Exercise goal:
Pictures should be excluded; otherwise, copy every entry exactly.

Material for the task:

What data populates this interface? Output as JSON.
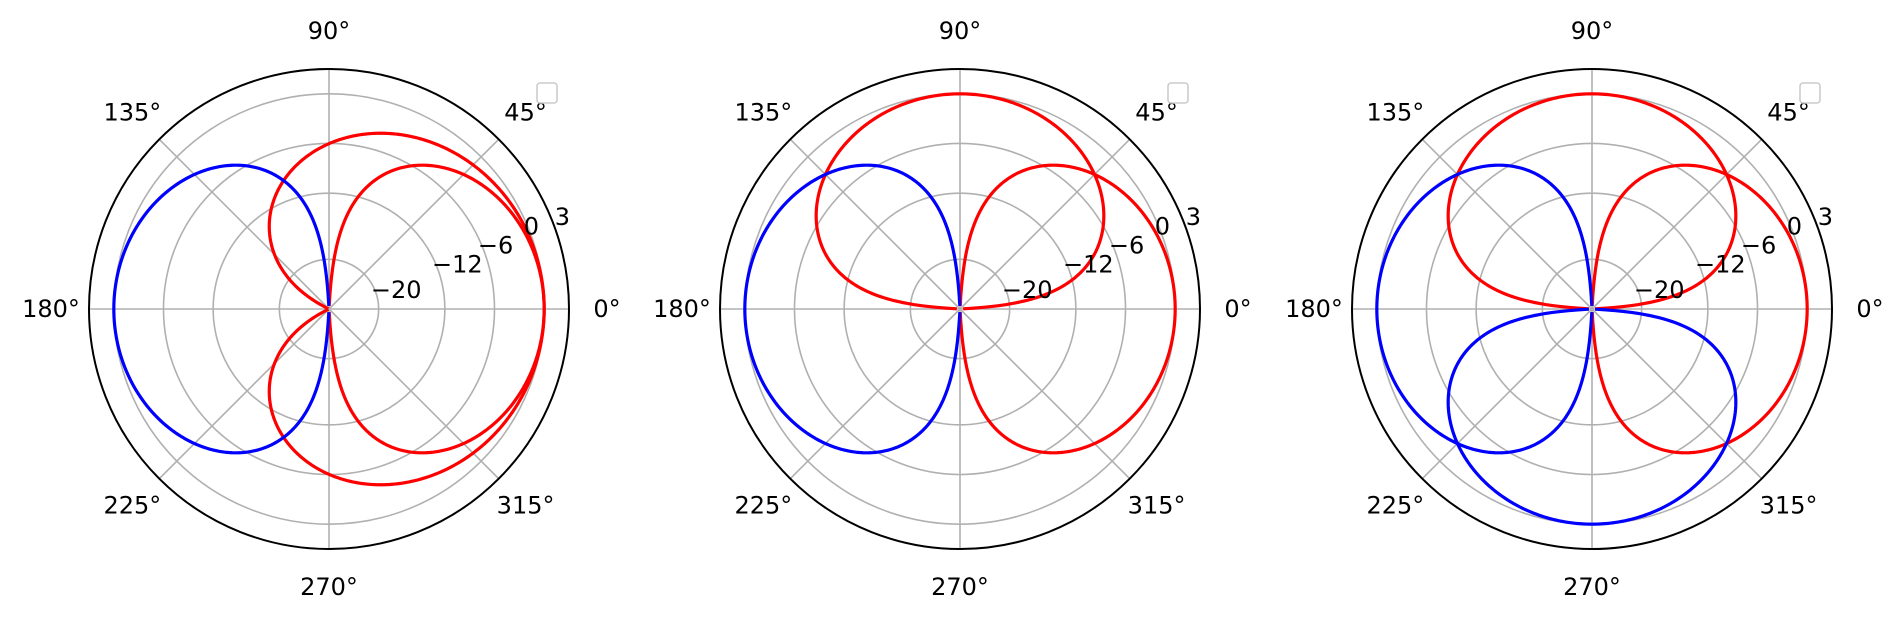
{
  "chart_data": [
    {
      "type": "line",
      "projection": "polar",
      "title": "",
      "r_range_db": [
        -26,
        3
      ],
      "r_ticks": [
        "3",
        "0",
        "−6",
        "−12",
        "−20"
      ],
      "r_tick_values": [
        3,
        0,
        -6,
        -12,
        -20
      ],
      "r_label_angle_deg": 22.5,
      "theta_ticks": [
        "0°",
        "45°",
        "90°",
        "135°",
        "180°",
        "225°",
        "270°",
        "315°"
      ],
      "theta_tick_values": [
        0,
        45,
        90,
        135,
        180,
        225,
        270,
        315
      ],
      "grid": true,
      "legend": {
        "placement": "top-right",
        "entries": []
      },
      "series": [
        {
          "color": "#ff0000",
          "shape": "cardioid",
          "max_db": 0,
          "direction_deg": 0,
          "lobes": 1
        },
        {
          "color": "#ff0000",
          "shape": "cos",
          "max_db": 0,
          "direction_deg": 0,
          "lobes": 1
        },
        {
          "color": "#0000ff",
          "shape": "cos",
          "max_db": 0,
          "direction_deg": 180,
          "lobes": 1
        }
      ]
    },
    {
      "type": "line",
      "projection": "polar",
      "title": "",
      "r_range_db": [
        -26,
        3
      ],
      "r_ticks": [
        "3",
        "0",
        "−6",
        "−12",
        "−20"
      ],
      "r_tick_values": [
        3,
        0,
        -6,
        -12,
        -20
      ],
      "r_label_angle_deg": 22.5,
      "theta_ticks": [
        "0°",
        "45°",
        "90°",
        "135°",
        "180°",
        "225°",
        "270°",
        "315°"
      ],
      "theta_tick_values": [
        0,
        45,
        90,
        135,
        180,
        225,
        270,
        315
      ],
      "grid": true,
      "legend": {
        "placement": "top-right",
        "entries": []
      },
      "series": [
        {
          "color": "#ff0000",
          "shape": "cos",
          "max_db": 0,
          "direction_deg": 90,
          "lobes": 1
        },
        {
          "color": "#ff0000",
          "shape": "cos",
          "max_db": 0,
          "direction_deg": 0,
          "lobes": 1
        },
        {
          "color": "#0000ff",
          "shape": "cos",
          "max_db": 0,
          "direction_deg": 180,
          "lobes": 1
        }
      ]
    },
    {
      "type": "line",
      "projection": "polar",
      "title": "",
      "r_range_db": [
        -26,
        3
      ],
      "r_ticks": [
        "3",
        "0",
        "−6",
        "−12",
        "−20"
      ],
      "r_tick_values": [
        3,
        0,
        -6,
        -12,
        -20
      ],
      "r_label_angle_deg": 22.5,
      "theta_ticks": [
        "0°",
        "45°",
        "90°",
        "135°",
        "180°",
        "225°",
        "270°",
        "315°"
      ],
      "theta_tick_values": [
        0,
        45,
        90,
        135,
        180,
        225,
        270,
        315
      ],
      "grid": true,
      "legend": {
        "placement": "top-right",
        "entries": []
      },
      "series": [
        {
          "color": "#ff0000",
          "shape": "cos",
          "max_db": 0,
          "direction_deg": 90,
          "lobes": 1
        },
        {
          "color": "#ff0000",
          "shape": "cos",
          "max_db": 0,
          "direction_deg": 0,
          "lobes": 1
        },
        {
          "color": "#0000ff",
          "shape": "cos",
          "max_db": 0,
          "direction_deg": 180,
          "lobes": 1
        },
        {
          "color": "#0000ff",
          "shape": "cos",
          "max_db": 0,
          "direction_deg": 270,
          "lobes": 1
        }
      ]
    }
  ]
}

Solution to the problem:
What data populates this interface? Output as JSON.
{
  "chart_data": [
    {
      "type": "line",
      "projection": "polar",
      "title": "",
      "r_range_db": [
        -26,
        3
      ],
      "r_ticks": [
        "3",
        "0",
        "−6",
        "−12",
        "−20"
      ],
      "r_tick_values": [
        3,
        0,
        -6,
        -12,
        -20
      ],
      "r_label_angle_deg": 22.5,
      "theta_ticks": [
        "0°",
        "45°",
        "90°",
        "135°",
        "180°",
        "225°",
        "270°",
        "315°"
      ],
      "theta_tick_values": [
        0,
        45,
        90,
        135,
        180,
        225,
        270,
        315
      ],
      "grid": true,
      "legend": {
        "placement": "top-right",
        "entries": []
      },
      "series": [
        {
          "color": "#ff0000",
          "shape": "cardioid",
          "max_db": 0,
          "direction_deg": 0,
          "lobes": 1
        },
        {
          "color": "#ff0000",
          "shape": "cos",
          "max_db": 0,
          "direction_deg": 0,
          "lobes": 1
        },
        {
          "color": "#0000ff",
          "shape": "cos",
          "max_db": 0,
          "direction_deg": 180,
          "lobes": 1
        }
      ]
    },
    {
      "type": "line",
      "projection": "polar",
      "title": "",
      "r_range_db": [
        -26,
        3
      ],
      "r_ticks": [
        "3",
        "0",
        "−6",
        "−12",
        "−20"
      ],
      "r_tick_values": [
        3,
        0,
        -6,
        -12,
        -20
      ],
      "r_label_angle_deg": 22.5,
      "theta_ticks": [
        "0°",
        "45°",
        "90°",
        "135°",
        "180°",
        "225°",
        "270°",
        "315°"
      ],
      "theta_tick_values": [
        0,
        45,
        90,
        135,
        180,
        225,
        270,
        315
      ],
      "grid": true,
      "legend": {
        "placement": "top-right",
        "entries": []
      },
      "series": [
        {
          "color": "#ff0000",
          "shape": "cos",
          "max_db": 0,
          "direction_deg": 90,
          "lobes": 1
        },
        {
          "color": "#ff0000",
          "shape": "cos",
          "max_db": 0,
          "direction_deg": 0,
          "lobes": 1
        },
        {
          "color": "#0000ff",
          "shape": "cos",
          "max_db": 0,
          "direction_deg": 180,
          "lobes": 1
        }
      ]
    },
    {
      "type": "line",
      "projection": "polar",
      "title": "",
      "r_range_db": [
        -26,
        3
      ],
      "r_ticks": [
        "3",
        "0",
        "−6",
        "−12",
        "−20"
      ],
      "r_tick_values": [
        3,
        0,
        -6,
        -12,
        -20
      ],
      "r_label_angle_deg": 22.5,
      "theta_ticks": [
        "0°",
        "45°",
        "90°",
        "135°",
        "180°",
        "225°",
        "270°",
        "315°"
      ],
      "theta_tick_values": [
        0,
        45,
        90,
        135,
        180,
        225,
        270,
        315
      ],
      "grid": true,
      "legend": {
        "placement": "top-right",
        "entries": []
      },
      "series": [
        {
          "color": "#ff0000",
          "shape": "cos",
          "max_db": 0,
          "direction_deg": 90,
          "lobes": 1
        },
        {
          "color": "#ff0000",
          "shape": "cos",
          "max_db": 0,
          "direction_deg": 0,
          "lobes": 1
        },
        {
          "color": "#0000ff",
          "shape": "cos",
          "max_db": 0,
          "direction_deg": 180,
          "lobes": 1
        },
        {
          "color": "#0000ff",
          "shape": "cos",
          "max_db": 0,
          "direction_deg": 270,
          "lobes": 1
        }
      ]
    }
  ]
}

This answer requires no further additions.